> _INSTRUCTIONS FOR THE TASK_
Each entry must appear again exactly as it does in the source.

Records about charts and figures
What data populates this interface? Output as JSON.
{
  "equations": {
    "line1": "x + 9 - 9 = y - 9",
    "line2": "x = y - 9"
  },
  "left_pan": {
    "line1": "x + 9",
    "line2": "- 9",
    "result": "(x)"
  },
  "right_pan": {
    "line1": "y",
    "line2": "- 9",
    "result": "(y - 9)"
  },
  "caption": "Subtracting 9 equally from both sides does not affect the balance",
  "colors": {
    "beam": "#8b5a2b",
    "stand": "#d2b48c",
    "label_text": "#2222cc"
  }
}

> _EXPECTED ANSWER_
What data populates this interface? Output as JSON.
{
  "equations": {
    "line1": "x + 9 - 9 = y - 9",
    "line2": "x = y - 9"
  },
  "left_pan": {
    "line1": "x + 9",
    "line2": "- 9",
    "result": "(x)"
  },
  "right_pan": {
    "line1": "y",
    "line2": "- 9",
    "result": "(y - 9)"
  },
  "caption": "Subtracting 9 equally from both sides does not affect the balance",
  "colors": {
    "beam": "#8b5a2b",
    "stand": "#d2b48c",
    "label_text": "#2222cc"
  }
}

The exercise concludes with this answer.